--- begin ---

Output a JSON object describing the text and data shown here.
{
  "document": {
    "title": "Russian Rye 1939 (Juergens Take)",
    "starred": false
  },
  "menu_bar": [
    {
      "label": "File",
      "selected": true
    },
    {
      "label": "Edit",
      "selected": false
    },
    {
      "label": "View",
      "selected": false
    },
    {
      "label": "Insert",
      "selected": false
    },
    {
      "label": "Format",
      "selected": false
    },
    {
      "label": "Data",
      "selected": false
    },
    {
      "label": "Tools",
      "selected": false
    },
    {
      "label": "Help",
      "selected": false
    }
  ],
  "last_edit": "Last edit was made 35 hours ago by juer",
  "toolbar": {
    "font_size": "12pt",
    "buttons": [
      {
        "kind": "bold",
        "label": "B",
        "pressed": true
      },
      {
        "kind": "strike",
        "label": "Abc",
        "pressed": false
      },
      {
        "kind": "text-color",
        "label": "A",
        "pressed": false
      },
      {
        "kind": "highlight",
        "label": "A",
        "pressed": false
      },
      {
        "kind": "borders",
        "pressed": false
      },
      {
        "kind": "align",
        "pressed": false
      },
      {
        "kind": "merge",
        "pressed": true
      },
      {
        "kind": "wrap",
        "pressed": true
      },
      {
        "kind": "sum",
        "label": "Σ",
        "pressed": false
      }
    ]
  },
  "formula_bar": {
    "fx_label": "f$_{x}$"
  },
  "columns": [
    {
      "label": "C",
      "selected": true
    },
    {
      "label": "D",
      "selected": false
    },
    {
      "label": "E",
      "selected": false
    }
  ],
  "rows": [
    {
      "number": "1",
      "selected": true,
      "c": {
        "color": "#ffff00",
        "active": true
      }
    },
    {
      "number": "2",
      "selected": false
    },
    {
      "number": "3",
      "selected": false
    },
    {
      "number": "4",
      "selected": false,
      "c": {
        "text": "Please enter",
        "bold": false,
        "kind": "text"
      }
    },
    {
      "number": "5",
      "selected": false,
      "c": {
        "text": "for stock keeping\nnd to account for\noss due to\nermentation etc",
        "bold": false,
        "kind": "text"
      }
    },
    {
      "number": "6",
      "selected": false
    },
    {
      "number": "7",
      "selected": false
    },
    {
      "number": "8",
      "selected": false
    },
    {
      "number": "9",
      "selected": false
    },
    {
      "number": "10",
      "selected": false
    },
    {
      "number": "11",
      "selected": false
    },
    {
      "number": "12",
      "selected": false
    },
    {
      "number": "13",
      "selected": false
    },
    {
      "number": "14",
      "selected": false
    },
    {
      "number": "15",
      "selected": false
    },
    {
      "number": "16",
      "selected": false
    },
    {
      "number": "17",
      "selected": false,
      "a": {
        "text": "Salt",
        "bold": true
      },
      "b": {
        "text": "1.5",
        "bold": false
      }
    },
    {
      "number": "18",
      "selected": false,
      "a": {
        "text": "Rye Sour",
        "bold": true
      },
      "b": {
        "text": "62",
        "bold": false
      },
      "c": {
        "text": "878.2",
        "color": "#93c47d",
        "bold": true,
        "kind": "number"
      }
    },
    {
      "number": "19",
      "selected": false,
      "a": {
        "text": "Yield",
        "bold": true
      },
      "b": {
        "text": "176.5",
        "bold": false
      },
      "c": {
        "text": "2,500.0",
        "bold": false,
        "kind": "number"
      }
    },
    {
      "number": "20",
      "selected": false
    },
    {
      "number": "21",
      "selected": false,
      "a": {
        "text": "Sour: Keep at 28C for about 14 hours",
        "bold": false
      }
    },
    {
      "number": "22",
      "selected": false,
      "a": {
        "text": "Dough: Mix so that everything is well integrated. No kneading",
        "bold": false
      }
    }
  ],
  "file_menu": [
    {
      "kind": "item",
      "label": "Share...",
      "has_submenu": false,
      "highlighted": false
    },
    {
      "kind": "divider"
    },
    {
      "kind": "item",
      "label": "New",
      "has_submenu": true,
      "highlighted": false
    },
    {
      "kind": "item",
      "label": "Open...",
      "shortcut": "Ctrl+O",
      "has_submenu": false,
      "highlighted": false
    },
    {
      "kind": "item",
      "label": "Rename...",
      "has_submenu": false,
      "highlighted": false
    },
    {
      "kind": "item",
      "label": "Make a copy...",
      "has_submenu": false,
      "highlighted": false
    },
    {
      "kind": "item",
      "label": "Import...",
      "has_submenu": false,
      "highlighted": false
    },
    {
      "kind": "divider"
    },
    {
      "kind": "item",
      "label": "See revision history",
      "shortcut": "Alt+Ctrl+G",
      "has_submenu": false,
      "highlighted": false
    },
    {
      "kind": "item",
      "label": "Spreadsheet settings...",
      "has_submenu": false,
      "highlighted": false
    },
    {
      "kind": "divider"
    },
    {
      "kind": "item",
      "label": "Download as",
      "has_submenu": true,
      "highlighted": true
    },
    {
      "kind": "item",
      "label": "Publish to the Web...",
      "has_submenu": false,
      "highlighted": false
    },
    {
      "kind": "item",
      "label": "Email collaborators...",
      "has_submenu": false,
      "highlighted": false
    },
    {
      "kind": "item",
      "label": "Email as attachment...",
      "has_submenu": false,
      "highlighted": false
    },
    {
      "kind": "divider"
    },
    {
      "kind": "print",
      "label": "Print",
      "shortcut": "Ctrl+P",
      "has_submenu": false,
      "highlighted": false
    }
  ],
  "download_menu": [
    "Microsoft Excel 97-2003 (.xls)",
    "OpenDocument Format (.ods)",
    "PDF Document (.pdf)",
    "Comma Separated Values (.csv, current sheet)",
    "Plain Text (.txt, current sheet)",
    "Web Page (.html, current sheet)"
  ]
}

--- end ---

◆ **The problem**: Copy out every line of the listing that includes the string "color".

◆ **Task result**:
        "kind": "text-color",
        "color": "#ffff00",
        "color": "#93c47d",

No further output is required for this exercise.